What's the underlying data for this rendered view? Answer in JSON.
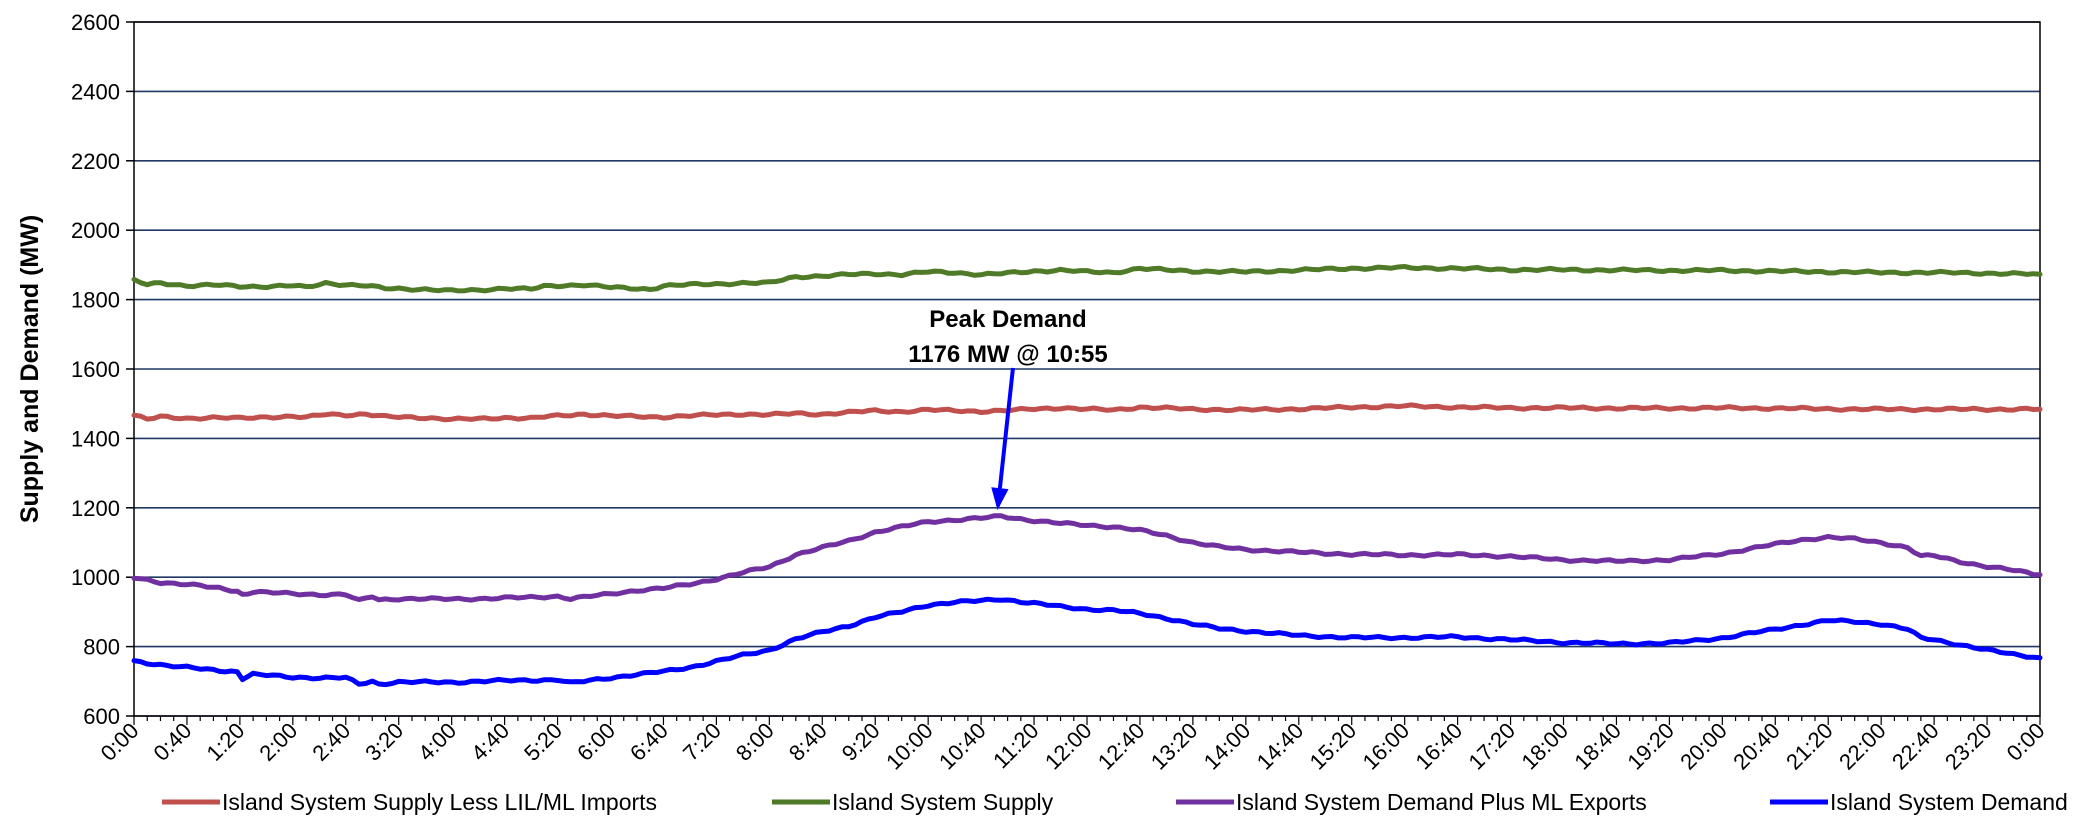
{
  "chart_data": {
    "type": "line",
    "title": "",
    "xlabel": "",
    "ylabel": "Supply and Demand (MW)",
    "ylim": [
      600,
      2600
    ],
    "yticks": [
      600,
      800,
      1000,
      1200,
      1400,
      1600,
      1800,
      2000,
      2200,
      2400,
      2600
    ],
    "x_tick_labels": [
      "0:00",
      "0:40",
      "1:20",
      "2:00",
      "2:40",
      "3:20",
      "4:00",
      "4:40",
      "5:20",
      "6:00",
      "6:40",
      "7:20",
      "8:00",
      "8:40",
      "9:20",
      "10:00",
      "10:40",
      "11:20",
      "12:00",
      "12:40",
      "13:20",
      "14:00",
      "14:40",
      "15:20",
      "16:00",
      "16:40",
      "17:20",
      "18:00",
      "18:40",
      "19:20",
      "20:00",
      "20:40",
      "21:20",
      "22:00",
      "22:40",
      "23:20",
      "0:00"
    ],
    "x_tick_minutes": [
      0,
      40,
      80,
      120,
      160,
      200,
      240,
      280,
      320,
      360,
      400,
      440,
      480,
      520,
      560,
      600,
      640,
      680,
      720,
      760,
      800,
      840,
      880,
      920,
      960,
      1000,
      1040,
      1080,
      1120,
      1160,
      1200,
      1240,
      1280,
      1320,
      1360,
      1400,
      1440
    ],
    "xlim_minutes": [
      0,
      1440
    ],
    "grid": true,
    "legend_position": "bottom",
    "annotation": {
      "line1": "Peak Demand",
      "line2": "1176 MW @ 10:55",
      "x_minutes": 655,
      "y": 1176
    },
    "series": [
      {
        "name": "Island System Supply Less LIL/ML Imports",
        "color": "#c0504d",
        "points": [
          [
            0,
            1467
          ],
          [
            10,
            1455
          ],
          [
            20,
            1462
          ],
          [
            40,
            1458
          ],
          [
            60,
            1460
          ],
          [
            80,
            1458
          ],
          [
            100,
            1462
          ],
          [
            120,
            1463
          ],
          [
            130,
            1460
          ],
          [
            145,
            1470
          ],
          [
            160,
            1468
          ],
          [
            175,
            1470
          ],
          [
            190,
            1462
          ],
          [
            220,
            1460
          ],
          [
            240,
            1455
          ],
          [
            260,
            1456
          ],
          [
            280,
            1460
          ],
          [
            300,
            1458
          ],
          [
            310,
            1462
          ],
          [
            320,
            1465
          ],
          [
            340,
            1470
          ],
          [
            360,
            1465
          ],
          [
            390,
            1462
          ],
          [
            400,
            1462
          ],
          [
            420,
            1465
          ],
          [
            440,
            1468
          ],
          [
            460,
            1470
          ],
          [
            480,
            1468
          ],
          [
            500,
            1472
          ],
          [
            520,
            1470
          ],
          [
            540,
            1475
          ],
          [
            560,
            1480
          ],
          [
            580,
            1477
          ],
          [
            600,
            1482
          ],
          [
            620,
            1480
          ],
          [
            640,
            1478
          ],
          [
            660,
            1480
          ],
          [
            680,
            1485
          ],
          [
            700,
            1488
          ],
          [
            720,
            1484
          ],
          [
            740,
            1482
          ],
          [
            760,
            1490
          ],
          [
            780,
            1487
          ],
          [
            800,
            1484
          ],
          [
            840,
            1482
          ],
          [
            880,
            1485
          ],
          [
            920,
            1490
          ],
          [
            960,
            1493
          ],
          [
            1000,
            1490
          ],
          [
            1040,
            1488
          ],
          [
            1080,
            1488
          ],
          [
            1120,
            1487
          ],
          [
            1160,
            1487
          ],
          [
            1200,
            1488
          ],
          [
            1240,
            1487
          ],
          [
            1280,
            1485
          ],
          [
            1320,
            1484
          ],
          [
            1360,
            1484
          ],
          [
            1400,
            1484
          ],
          [
            1440,
            1484
          ]
        ]
      },
      {
        "name": "Island System Supply",
        "color": "#4f7a28",
        "points": [
          [
            0,
            1855
          ],
          [
            10,
            1843
          ],
          [
            20,
            1848
          ],
          [
            40,
            1840
          ],
          [
            60,
            1842
          ],
          [
            80,
            1838
          ],
          [
            100,
            1838
          ],
          [
            120,
            1840
          ],
          [
            130,
            1835
          ],
          [
            145,
            1848
          ],
          [
            160,
            1843
          ],
          [
            175,
            1840
          ],
          [
            190,
            1832
          ],
          [
            220,
            1830
          ],
          [
            240,
            1825
          ],
          [
            260,
            1827
          ],
          [
            280,
            1833
          ],
          [
            300,
            1830
          ],
          [
            310,
            1838
          ],
          [
            320,
            1840
          ],
          [
            340,
            1843
          ],
          [
            360,
            1835
          ],
          [
            390,
            1830
          ],
          [
            400,
            1840
          ],
          [
            420,
            1843
          ],
          [
            440,
            1845
          ],
          [
            460,
            1848
          ],
          [
            480,
            1848
          ],
          [
            500,
            1866
          ],
          [
            520,
            1868
          ],
          [
            540,
            1872
          ],
          [
            560,
            1875
          ],
          [
            580,
            1872
          ],
          [
            600,
            1880
          ],
          [
            620,
            1878
          ],
          [
            640,
            1872
          ],
          [
            660,
            1876
          ],
          [
            680,
            1882
          ],
          [
            700,
            1885
          ],
          [
            720,
            1880
          ],
          [
            740,
            1878
          ],
          [
            760,
            1890
          ],
          [
            780,
            1885
          ],
          [
            800,
            1882
          ],
          [
            840,
            1880
          ],
          [
            880,
            1885
          ],
          [
            920,
            1890
          ],
          [
            960,
            1892
          ],
          [
            1000,
            1890
          ],
          [
            1040,
            1886
          ],
          [
            1080,
            1886
          ],
          [
            1120,
            1885
          ],
          [
            1160,
            1884
          ],
          [
            1200,
            1884
          ],
          [
            1240,
            1882
          ],
          [
            1280,
            1880
          ],
          [
            1320,
            1878
          ],
          [
            1360,
            1878
          ],
          [
            1400,
            1876
          ],
          [
            1440,
            1873
          ]
        ]
      },
      {
        "name": "Island System Demand Plus ML Exports",
        "color": "#7030a0",
        "points": [
          [
            0,
            998
          ],
          [
            20,
            985
          ],
          [
            40,
            980
          ],
          [
            60,
            970
          ],
          [
            78,
            960
          ],
          [
            82,
            950
          ],
          [
            90,
            958
          ],
          [
            120,
            952
          ],
          [
            140,
            950
          ],
          [
            160,
            950
          ],
          [
            170,
            932
          ],
          [
            180,
            945
          ],
          [
            185,
            935
          ],
          [
            200,
            938
          ],
          [
            240,
            937
          ],
          [
            260,
            938
          ],
          [
            280,
            940
          ],
          [
            300,
            942
          ],
          [
            320,
            945
          ],
          [
            330,
            938
          ],
          [
            360,
            952
          ],
          [
            380,
            962
          ],
          [
            400,
            968
          ],
          [
            420,
            980
          ],
          [
            440,
            995
          ],
          [
            460,
            1013
          ],
          [
            480,
            1030
          ],
          [
            500,
            1065
          ],
          [
            520,
            1085
          ],
          [
            540,
            1105
          ],
          [
            560,
            1130
          ],
          [
            580,
            1145
          ],
          [
            600,
            1160
          ],
          [
            620,
            1165
          ],
          [
            640,
            1170
          ],
          [
            655,
            1176
          ],
          [
            680,
            1163
          ],
          [
            700,
            1155
          ],
          [
            720,
            1150
          ],
          [
            740,
            1145
          ],
          [
            760,
            1135
          ],
          [
            780,
            1120
          ],
          [
            800,
            1100
          ],
          [
            820,
            1087
          ],
          [
            840,
            1080
          ],
          [
            880,
            1072
          ],
          [
            920,
            1066
          ],
          [
            960,
            1064
          ],
          [
            1000,
            1065
          ],
          [
            1040,
            1060
          ],
          [
            1080,
            1050
          ],
          [
            1120,
            1046
          ],
          [
            1160,
            1050
          ],
          [
            1200,
            1068
          ],
          [
            1240,
            1095
          ],
          [
            1260,
            1108
          ],
          [
            1280,
            1115
          ],
          [
            1300,
            1110
          ],
          [
            1320,
            1100
          ],
          [
            1340,
            1085
          ],
          [
            1350,
            1060
          ],
          [
            1360,
            1062
          ],
          [
            1380,
            1045
          ],
          [
            1400,
            1030
          ],
          [
            1420,
            1020
          ],
          [
            1440,
            1007
          ]
        ]
      },
      {
        "name": "Island System Demand",
        "color": "#0000ff",
        "points": [
          [
            0,
            758
          ],
          [
            20,
            748
          ],
          [
            40,
            740
          ],
          [
            60,
            732
          ],
          [
            78,
            728
          ],
          [
            82,
            708
          ],
          [
            90,
            720
          ],
          [
            120,
            712
          ],
          [
            140,
            710
          ],
          [
            160,
            710
          ],
          [
            170,
            692
          ],
          [
            180,
            700
          ],
          [
            185,
            692
          ],
          [
            200,
            698
          ],
          [
            240,
            697
          ],
          [
            260,
            700
          ],
          [
            280,
            702
          ],
          [
            300,
            703
          ],
          [
            320,
            705
          ],
          [
            330,
            695
          ],
          [
            360,
            710
          ],
          [
            380,
            720
          ],
          [
            400,
            728
          ],
          [
            420,
            740
          ],
          [
            440,
            758
          ],
          [
            460,
            775
          ],
          [
            480,
            790
          ],
          [
            500,
            822
          ],
          [
            520,
            842
          ],
          [
            540,
            860
          ],
          [
            560,
            885
          ],
          [
            580,
            900
          ],
          [
            600,
            920
          ],
          [
            620,
            928
          ],
          [
            640,
            932
          ],
          [
            655,
            937
          ],
          [
            680,
            925
          ],
          [
            700,
            915
          ],
          [
            720,
            908
          ],
          [
            740,
            905
          ],
          [
            760,
            895
          ],
          [
            780,
            882
          ],
          [
            800,
            865
          ],
          [
            820,
            852
          ],
          [
            840,
            845
          ],
          [
            880,
            832
          ],
          [
            920,
            826
          ],
          [
            960,
            826
          ],
          [
            1000,
            828
          ],
          [
            1040,
            820
          ],
          [
            1080,
            812
          ],
          [
            1120,
            808
          ],
          [
            1160,
            810
          ],
          [
            1200,
            825
          ],
          [
            1240,
            850
          ],
          [
            1260,
            863
          ],
          [
            1280,
            875
          ],
          [
            1300,
            872
          ],
          [
            1320,
            865
          ],
          [
            1340,
            850
          ],
          [
            1350,
            825
          ],
          [
            1360,
            820
          ],
          [
            1380,
            805
          ],
          [
            1400,
            790
          ],
          [
            1420,
            778
          ],
          [
            1440,
            768
          ]
        ]
      }
    ]
  }
}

****

Requirements
Reproduce each line of the entries in which the word "color" is found.

Exercise result
        "color": "#c0504d",
        "color": "#4f7a28",
        "color": "#7030a0",
        "color": "#0000ff",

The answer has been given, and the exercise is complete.